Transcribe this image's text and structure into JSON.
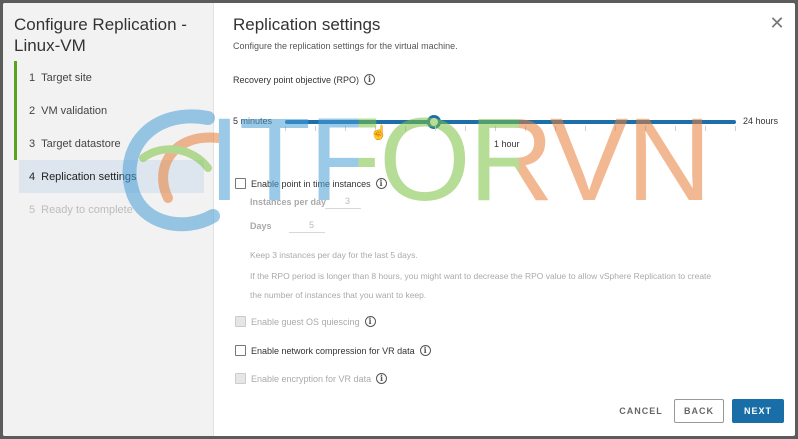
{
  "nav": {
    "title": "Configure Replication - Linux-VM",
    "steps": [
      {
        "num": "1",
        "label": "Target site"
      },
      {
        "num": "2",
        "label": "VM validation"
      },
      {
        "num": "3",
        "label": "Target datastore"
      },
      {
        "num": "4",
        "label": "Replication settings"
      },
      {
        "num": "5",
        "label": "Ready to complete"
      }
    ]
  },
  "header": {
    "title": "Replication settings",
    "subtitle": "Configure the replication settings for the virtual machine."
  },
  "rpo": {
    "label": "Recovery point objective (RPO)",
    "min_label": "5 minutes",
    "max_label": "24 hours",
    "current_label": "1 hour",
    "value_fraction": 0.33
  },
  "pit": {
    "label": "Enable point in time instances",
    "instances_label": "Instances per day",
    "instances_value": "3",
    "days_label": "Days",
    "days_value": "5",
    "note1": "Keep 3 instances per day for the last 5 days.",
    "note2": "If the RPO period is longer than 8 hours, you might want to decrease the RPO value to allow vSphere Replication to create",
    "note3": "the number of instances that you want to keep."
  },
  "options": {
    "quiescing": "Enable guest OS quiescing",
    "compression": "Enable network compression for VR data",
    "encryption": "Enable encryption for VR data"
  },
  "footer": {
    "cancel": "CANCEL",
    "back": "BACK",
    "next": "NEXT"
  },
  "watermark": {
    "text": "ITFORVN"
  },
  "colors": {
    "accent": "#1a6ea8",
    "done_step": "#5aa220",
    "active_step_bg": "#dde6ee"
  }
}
____
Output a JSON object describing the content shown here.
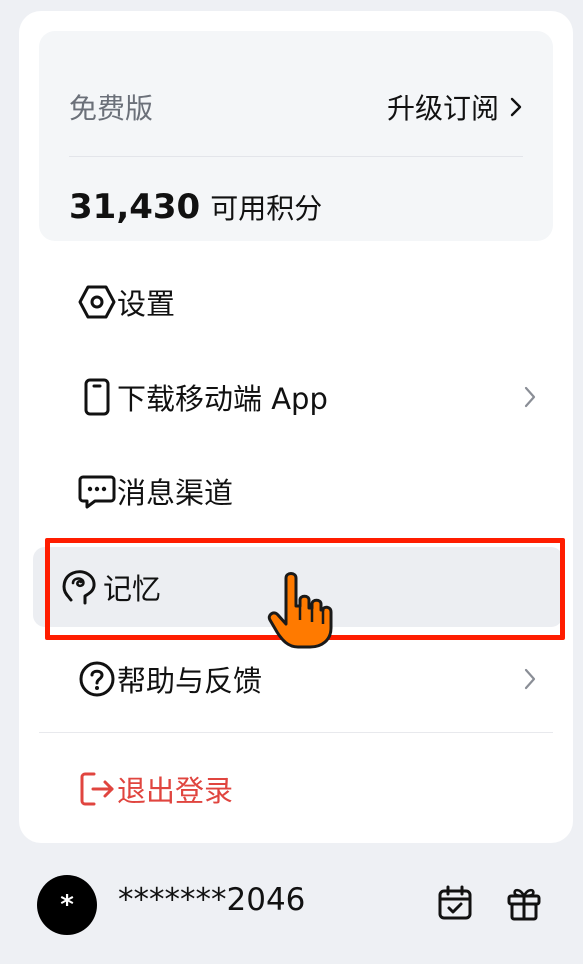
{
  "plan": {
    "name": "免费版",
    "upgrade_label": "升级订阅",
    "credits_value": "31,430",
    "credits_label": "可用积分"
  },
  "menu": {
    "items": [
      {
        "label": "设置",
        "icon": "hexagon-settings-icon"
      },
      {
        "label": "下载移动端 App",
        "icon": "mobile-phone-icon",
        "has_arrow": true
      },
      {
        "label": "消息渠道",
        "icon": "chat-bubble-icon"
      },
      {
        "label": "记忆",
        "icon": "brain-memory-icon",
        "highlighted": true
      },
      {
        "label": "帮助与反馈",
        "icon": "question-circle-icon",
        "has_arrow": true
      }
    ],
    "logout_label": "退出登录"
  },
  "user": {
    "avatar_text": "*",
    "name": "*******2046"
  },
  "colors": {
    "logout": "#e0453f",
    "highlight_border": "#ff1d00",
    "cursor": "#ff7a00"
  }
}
____
*EXERCISE OBJECTIVE:* Locate the word "Enable" in the data above. Copy every line carrying it.

*RESULT:*
    "label": "Enable point in time instances",
    "quiescing": "Enable guest OS quiescing",
    "compression": "Enable network compression for VR data",
    "encryption": "Enable encryption for VR data"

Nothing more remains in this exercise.